(Extracted records)
----
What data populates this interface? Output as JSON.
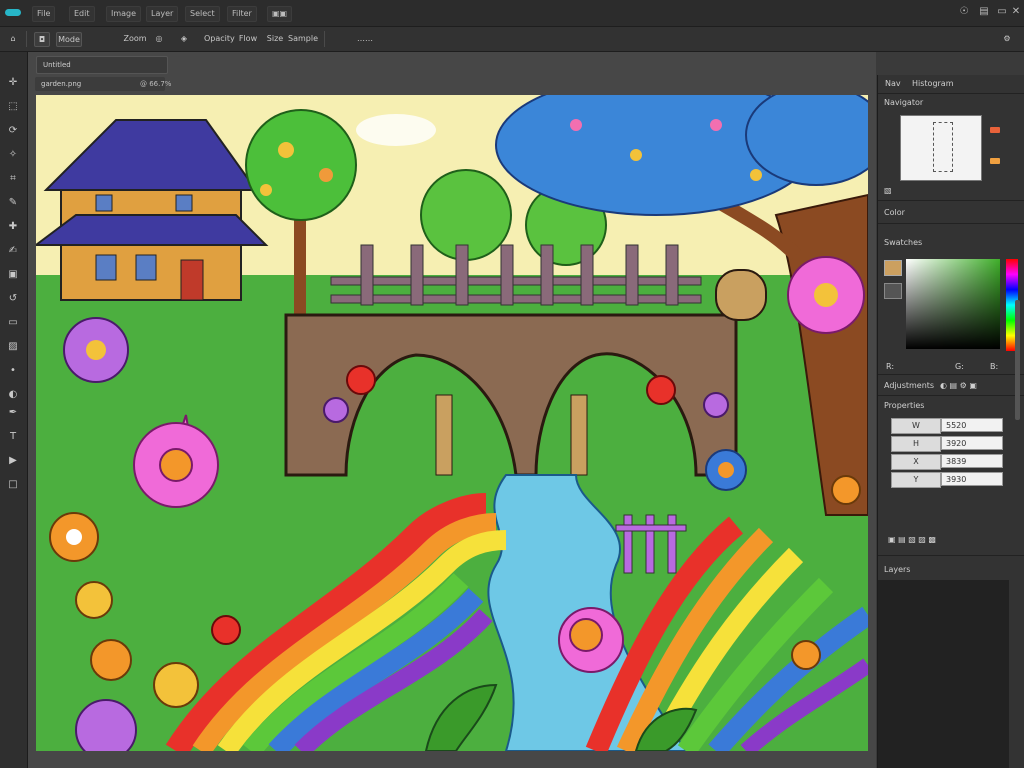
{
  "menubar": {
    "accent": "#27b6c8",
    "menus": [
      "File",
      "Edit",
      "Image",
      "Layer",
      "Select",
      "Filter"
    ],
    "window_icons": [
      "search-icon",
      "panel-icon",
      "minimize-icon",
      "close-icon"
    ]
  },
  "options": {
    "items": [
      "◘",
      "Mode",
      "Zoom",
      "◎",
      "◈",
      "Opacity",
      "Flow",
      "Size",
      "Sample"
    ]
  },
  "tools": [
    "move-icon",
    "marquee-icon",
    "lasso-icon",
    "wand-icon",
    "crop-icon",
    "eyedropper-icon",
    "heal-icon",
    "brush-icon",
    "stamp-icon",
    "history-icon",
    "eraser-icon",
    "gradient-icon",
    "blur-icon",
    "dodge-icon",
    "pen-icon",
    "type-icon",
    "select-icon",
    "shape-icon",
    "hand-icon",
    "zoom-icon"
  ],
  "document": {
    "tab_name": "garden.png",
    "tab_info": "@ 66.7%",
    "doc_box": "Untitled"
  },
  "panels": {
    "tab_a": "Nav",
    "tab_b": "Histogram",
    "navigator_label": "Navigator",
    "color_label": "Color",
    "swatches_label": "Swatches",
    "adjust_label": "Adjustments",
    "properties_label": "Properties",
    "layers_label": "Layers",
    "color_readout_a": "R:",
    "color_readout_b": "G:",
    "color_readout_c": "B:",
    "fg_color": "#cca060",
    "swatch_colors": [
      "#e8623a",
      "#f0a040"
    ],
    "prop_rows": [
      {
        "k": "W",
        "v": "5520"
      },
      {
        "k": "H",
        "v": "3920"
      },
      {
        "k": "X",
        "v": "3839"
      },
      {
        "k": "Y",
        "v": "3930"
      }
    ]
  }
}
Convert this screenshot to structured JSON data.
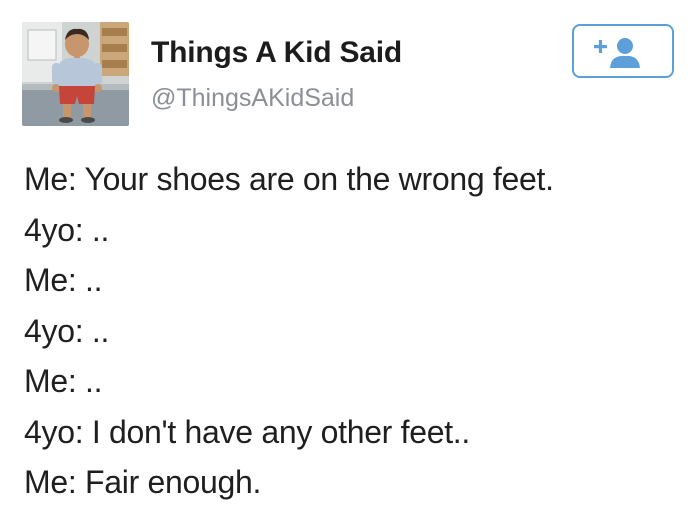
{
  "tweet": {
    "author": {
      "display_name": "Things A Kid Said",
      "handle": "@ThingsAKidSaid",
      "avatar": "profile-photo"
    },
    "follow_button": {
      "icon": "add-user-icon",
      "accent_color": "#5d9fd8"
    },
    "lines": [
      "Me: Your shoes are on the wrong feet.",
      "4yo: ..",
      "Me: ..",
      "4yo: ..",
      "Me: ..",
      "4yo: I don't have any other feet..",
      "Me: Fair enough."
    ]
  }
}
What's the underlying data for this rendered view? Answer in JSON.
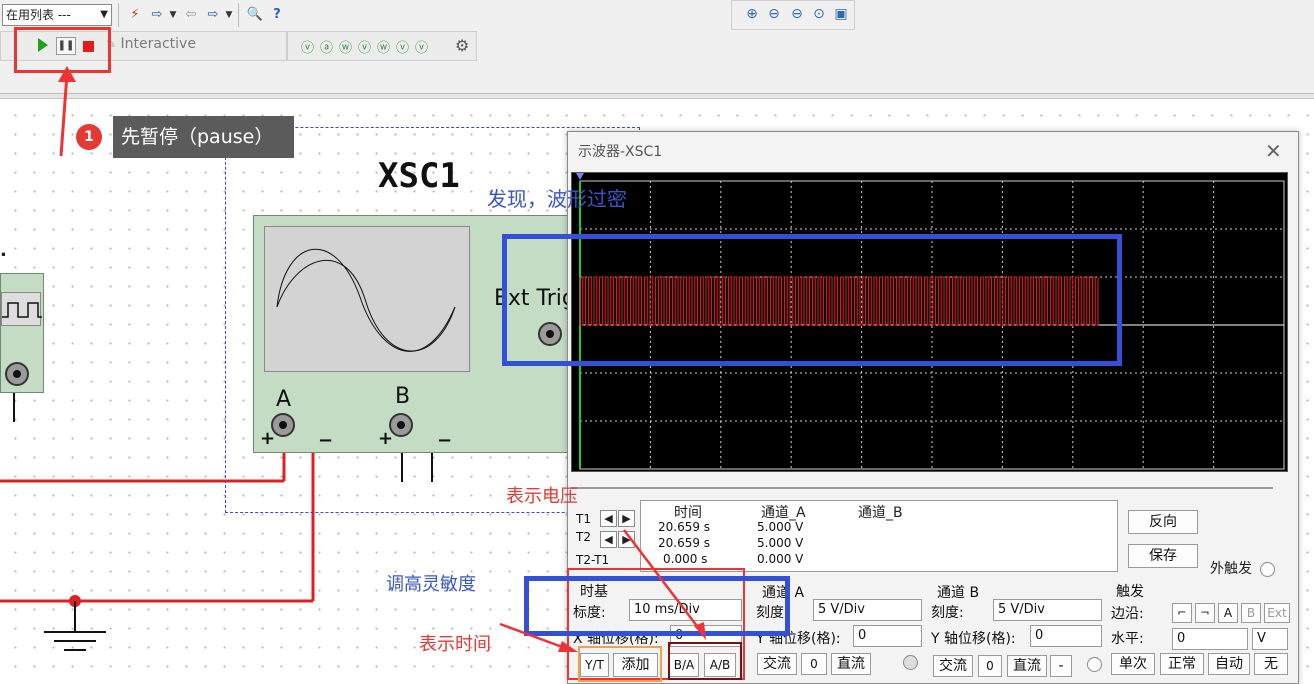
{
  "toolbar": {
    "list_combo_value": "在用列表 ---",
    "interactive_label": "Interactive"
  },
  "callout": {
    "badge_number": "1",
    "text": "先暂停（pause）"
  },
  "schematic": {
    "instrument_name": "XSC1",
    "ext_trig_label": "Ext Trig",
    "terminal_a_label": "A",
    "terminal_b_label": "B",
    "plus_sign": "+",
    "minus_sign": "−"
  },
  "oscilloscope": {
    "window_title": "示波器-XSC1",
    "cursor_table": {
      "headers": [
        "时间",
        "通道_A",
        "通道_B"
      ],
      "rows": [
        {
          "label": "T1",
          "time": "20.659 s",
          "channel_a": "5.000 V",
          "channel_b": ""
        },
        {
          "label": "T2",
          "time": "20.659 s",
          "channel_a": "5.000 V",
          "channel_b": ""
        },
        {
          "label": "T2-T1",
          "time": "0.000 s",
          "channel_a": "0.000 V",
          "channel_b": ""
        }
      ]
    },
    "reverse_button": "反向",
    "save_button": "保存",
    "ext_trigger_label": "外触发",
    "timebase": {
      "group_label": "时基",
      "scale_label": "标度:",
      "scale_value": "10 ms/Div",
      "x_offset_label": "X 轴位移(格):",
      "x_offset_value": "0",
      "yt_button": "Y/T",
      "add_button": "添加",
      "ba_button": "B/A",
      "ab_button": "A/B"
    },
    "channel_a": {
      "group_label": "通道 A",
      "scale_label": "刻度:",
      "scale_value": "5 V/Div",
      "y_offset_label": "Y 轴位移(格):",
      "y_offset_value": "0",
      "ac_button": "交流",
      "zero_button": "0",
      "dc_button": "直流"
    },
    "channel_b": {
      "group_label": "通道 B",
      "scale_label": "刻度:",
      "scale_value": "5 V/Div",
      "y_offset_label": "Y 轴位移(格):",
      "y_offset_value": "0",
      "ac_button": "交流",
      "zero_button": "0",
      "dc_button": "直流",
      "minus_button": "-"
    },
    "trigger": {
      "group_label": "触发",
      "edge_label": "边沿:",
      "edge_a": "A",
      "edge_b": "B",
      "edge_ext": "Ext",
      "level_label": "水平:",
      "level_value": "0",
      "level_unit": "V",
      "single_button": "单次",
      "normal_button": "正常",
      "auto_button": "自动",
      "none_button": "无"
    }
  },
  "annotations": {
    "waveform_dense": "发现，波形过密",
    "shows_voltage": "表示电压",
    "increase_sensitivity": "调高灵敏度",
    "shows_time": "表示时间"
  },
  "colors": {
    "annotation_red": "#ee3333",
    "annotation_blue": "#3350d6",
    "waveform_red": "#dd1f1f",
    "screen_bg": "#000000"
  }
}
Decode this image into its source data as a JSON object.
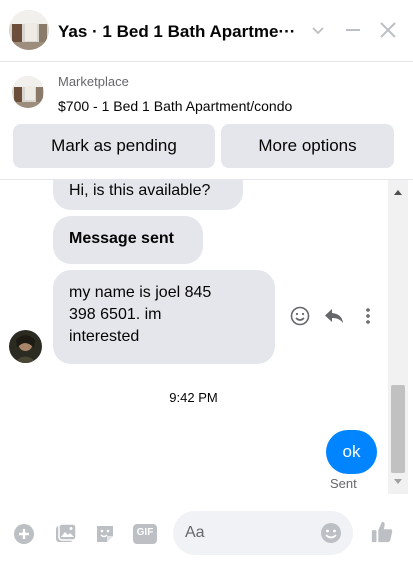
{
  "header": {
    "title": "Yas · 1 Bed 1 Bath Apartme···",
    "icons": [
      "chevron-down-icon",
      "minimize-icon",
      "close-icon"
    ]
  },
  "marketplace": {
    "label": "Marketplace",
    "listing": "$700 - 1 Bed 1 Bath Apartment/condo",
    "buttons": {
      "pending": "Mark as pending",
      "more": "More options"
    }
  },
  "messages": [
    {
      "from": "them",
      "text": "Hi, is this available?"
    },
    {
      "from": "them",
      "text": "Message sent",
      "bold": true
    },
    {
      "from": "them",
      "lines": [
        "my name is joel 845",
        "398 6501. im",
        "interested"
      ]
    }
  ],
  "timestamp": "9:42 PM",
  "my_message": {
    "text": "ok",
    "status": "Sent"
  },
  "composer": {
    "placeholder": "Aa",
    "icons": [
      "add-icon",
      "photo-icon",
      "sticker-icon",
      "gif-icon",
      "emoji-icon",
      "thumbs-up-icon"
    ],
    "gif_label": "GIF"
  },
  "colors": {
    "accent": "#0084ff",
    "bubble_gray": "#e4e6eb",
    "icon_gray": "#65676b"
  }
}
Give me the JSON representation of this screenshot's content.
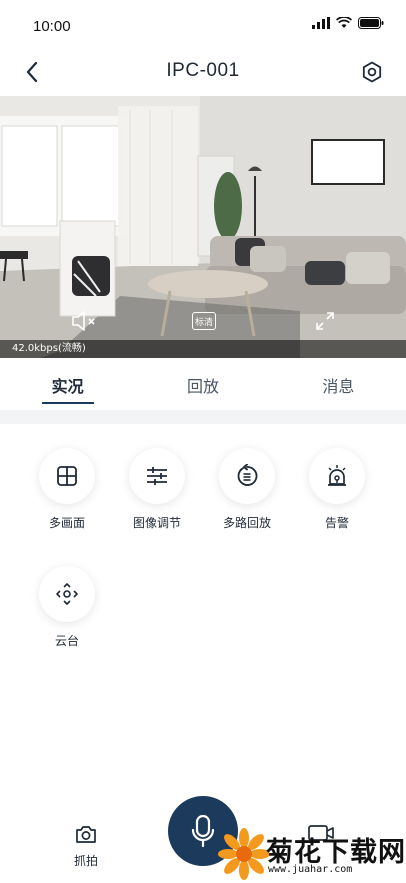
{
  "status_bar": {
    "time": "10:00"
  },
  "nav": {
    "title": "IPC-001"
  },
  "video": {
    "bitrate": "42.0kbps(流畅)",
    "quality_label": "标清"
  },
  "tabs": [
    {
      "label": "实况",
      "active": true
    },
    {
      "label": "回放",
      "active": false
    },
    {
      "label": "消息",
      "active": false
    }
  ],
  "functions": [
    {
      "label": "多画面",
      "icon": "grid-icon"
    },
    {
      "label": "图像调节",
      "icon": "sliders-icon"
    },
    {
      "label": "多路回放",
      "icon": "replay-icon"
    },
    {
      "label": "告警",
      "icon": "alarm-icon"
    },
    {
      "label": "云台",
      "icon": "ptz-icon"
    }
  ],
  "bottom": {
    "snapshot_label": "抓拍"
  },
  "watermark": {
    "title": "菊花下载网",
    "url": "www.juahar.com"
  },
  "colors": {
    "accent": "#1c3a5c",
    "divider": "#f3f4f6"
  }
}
----
▶ [AIM]
Reproduce every line of the material precisely, omitting its pictures.

▶ [FINAL RESULT]
What data populates this interface? Output as JSON.
{
  "menubar": {
    "accent": "#27b6c8",
    "menus": [
      "File",
      "Edit",
      "Image",
      "Layer",
      "Select",
      "Filter"
    ],
    "window_icons": [
      "search-icon",
      "panel-icon",
      "minimize-icon",
      "close-icon"
    ]
  },
  "options": {
    "items": [
      "◘",
      "Mode",
      "Zoom",
      "◎",
      "◈",
      "Opacity",
      "Flow",
      "Size",
      "Sample"
    ]
  },
  "tools": [
    "move-icon",
    "marquee-icon",
    "lasso-icon",
    "wand-icon",
    "crop-icon",
    "eyedropper-icon",
    "heal-icon",
    "brush-icon",
    "stamp-icon",
    "history-icon",
    "eraser-icon",
    "gradient-icon",
    "blur-icon",
    "dodge-icon",
    "pen-icon",
    "type-icon",
    "select-icon",
    "shape-icon",
    "hand-icon",
    "zoom-icon"
  ],
  "document": {
    "tab_name": "garden.png",
    "tab_info": "@ 66.7%",
    "doc_box": "Untitled"
  },
  "panels": {
    "tab_a": "Nav",
    "tab_b": "Histogram",
    "navigator_label": "Navigator",
    "color_label": "Color",
    "swatches_label": "Swatches",
    "adjust_label": "Adjustments",
    "properties_label": "Properties",
    "layers_label": "Layers",
    "color_readout_a": "R:",
    "color_readout_b": "G:",
    "color_readout_c": "B:",
    "fg_color": "#cca060",
    "swatch_colors": [
      "#e8623a",
      "#f0a040"
    ],
    "prop_rows": [
      {
        "k": "W",
        "v": "5520"
      },
      {
        "k": "H",
        "v": "3920"
      },
      {
        "k": "X",
        "v": "3839"
      },
      {
        "k": "Y",
        "v": "3930"
      }
    ]
  }
}
Convert this screenshot to structured JSON data.
{
  "tweet": {
    "author": {
      "display_name": "Things A Kid Said",
      "handle": "@ThingsAKidSaid",
      "avatar": "profile-photo"
    },
    "follow_button": {
      "icon": "add-user-icon",
      "accent_color": "#5d9fd8"
    },
    "lines": [
      "Me: Your shoes are on the wrong feet.",
      "4yo: ..",
      "Me: ..",
      "4yo: ..",
      "Me: ..",
      "4yo: I don't have any other feet..",
      "Me: Fair enough."
    ]
  }
}
What's the underlying data for this rendered view? Answer in JSON.
{
  "toolbar": {
    "list_combo_value": "在用列表 ---",
    "interactive_label": "Interactive"
  },
  "callout": {
    "badge_number": "1",
    "text": "先暂停（pause）"
  },
  "schematic": {
    "instrument_name": "XSC1",
    "ext_trig_label": "Ext Trig",
    "terminal_a_label": "A",
    "terminal_b_label": "B",
    "plus_sign": "+",
    "minus_sign": "−"
  },
  "oscilloscope": {
    "window_title": "示波器-XSC1",
    "cursor_table": {
      "headers": [
        "时间",
        "通道_A",
        "通道_B"
      ],
      "rows": [
        {
          "label": "T1",
          "time": "20.659 s",
          "channel_a": "5.000 V",
          "channel_b": ""
        },
        {
          "label": "T2",
          "time": "20.659 s",
          "channel_a": "5.000 V",
          "channel_b": ""
        },
        {
          "label": "T2-T1",
          "time": "0.000 s",
          "channel_a": "0.000 V",
          "channel_b": ""
        }
      ]
    },
    "reverse_button": "反向",
    "save_button": "保存",
    "ext_trigger_label": "外触发",
    "timebase": {
      "group_label": "时基",
      "scale_label": "标度:",
      "scale_value": "10 ms/Div",
      "x_offset_label": "X 轴位移(格):",
      "x_offset_value": "0",
      "yt_button": "Y/T",
      "add_button": "添加",
      "ba_button": "B/A",
      "ab_button": "A/B"
    },
    "channel_a": {
      "group_label": "通道 A",
      "scale_label": "刻度:",
      "scale_value": "5 V/Div",
      "y_offset_label": "Y 轴位移(格):",
      "y_offset_value": "0",
      "ac_button": "交流",
      "zero_button": "0",
      "dc_button": "直流"
    },
    "channel_b": {
      "group_label": "通道 B",
      "scale_label": "刻度:",
      "scale_value": "5 V/Div",
      "y_offset_label": "Y 轴位移(格):",
      "y_offset_value": "0",
      "ac_button": "交流",
      "zero_button": "0",
      "dc_button": "直流",
      "minus_button": "-"
    },
    "trigger": {
      "group_label": "触发",
      "edge_label": "边沿:",
      "edge_a": "A",
      "edge_b": "B",
      "edge_ext": "Ext",
      "level_label": "水平:",
      "level_value": "0",
      "level_unit": "V",
      "single_button": "单次",
      "normal_button": "正常",
      "auto_button": "自动",
      "none_button": "无"
    }
  },
  "annotations": {
    "waveform_dense": "发现，波形过密",
    "shows_voltage": "表示电压",
    "increase_sensitivity": "调高灵敏度",
    "shows_time": "表示时间"
  },
  "colors": {
    "annotation_red": "#ee3333",
    "annotation_blue": "#3350d6",
    "waveform_red": "#dd1f1f",
    "screen_bg": "#000000"
  }
}
Decode this image into its source data as a JSON object.
{
  "header": {
    "title": "Yas · 1 Bed 1 Bath Apartme···",
    "icons": [
      "chevron-down-icon",
      "minimize-icon",
      "close-icon"
    ]
  },
  "marketplace": {
    "label": "Marketplace",
    "listing": "$700 - 1 Bed 1 Bath Apartment/condo",
    "buttons": {
      "pending": "Mark as pending",
      "more": "More options"
    }
  },
  "messages": [
    {
      "from": "them",
      "text": "Hi, is this available?"
    },
    {
      "from": "them",
      "text": "Message sent",
      "bold": true
    },
    {
      "from": "them",
      "lines": [
        "my name is joel 845",
        "398 6501. im",
        "interested"
      ]
    }
  ],
  "timestamp": "9:42 PM",
  "my_message": {
    "text": "ok",
    "status": "Sent"
  },
  "composer": {
    "placeholder": "Aa",
    "icons": [
      "add-icon",
      "photo-icon",
      "sticker-icon",
      "gif-icon",
      "emoji-icon",
      "thumbs-up-icon"
    ],
    "gif_label": "GIF"
  },
  "colors": {
    "accent": "#0084ff",
    "bubble_gray": "#e4e6eb",
    "icon_gray": "#65676b"
  }
}
Give me the JSON representation of this screenshot's content.
{
  "status_bar": {
    "time": "10:00"
  },
  "nav": {
    "title": "IPC-001"
  },
  "video": {
    "bitrate": "42.0kbps(流畅)",
    "quality_label": "标清"
  },
  "tabs": [
    {
      "label": "实况",
      "active": true
    },
    {
      "label": "回放",
      "active": false
    },
    {
      "label": "消息",
      "active": false
    }
  ],
  "functions": [
    {
      "label": "多画面",
      "icon": "grid-icon"
    },
    {
      "label": "图像调节",
      "icon": "sliders-icon"
    },
    {
      "label": "多路回放",
      "icon": "replay-icon"
    },
    {
      "label": "告警",
      "icon": "alarm-icon"
    },
    {
      "label": "云台",
      "icon": "ptz-icon"
    }
  ],
  "bottom": {
    "snapshot_label": "抓拍"
  },
  "watermark": {
    "title": "菊花下载网",
    "url": "www.juahar.com"
  },
  "colors": {
    "accent": "#1c3a5c",
    "divider": "#f3f4f6"
  }
}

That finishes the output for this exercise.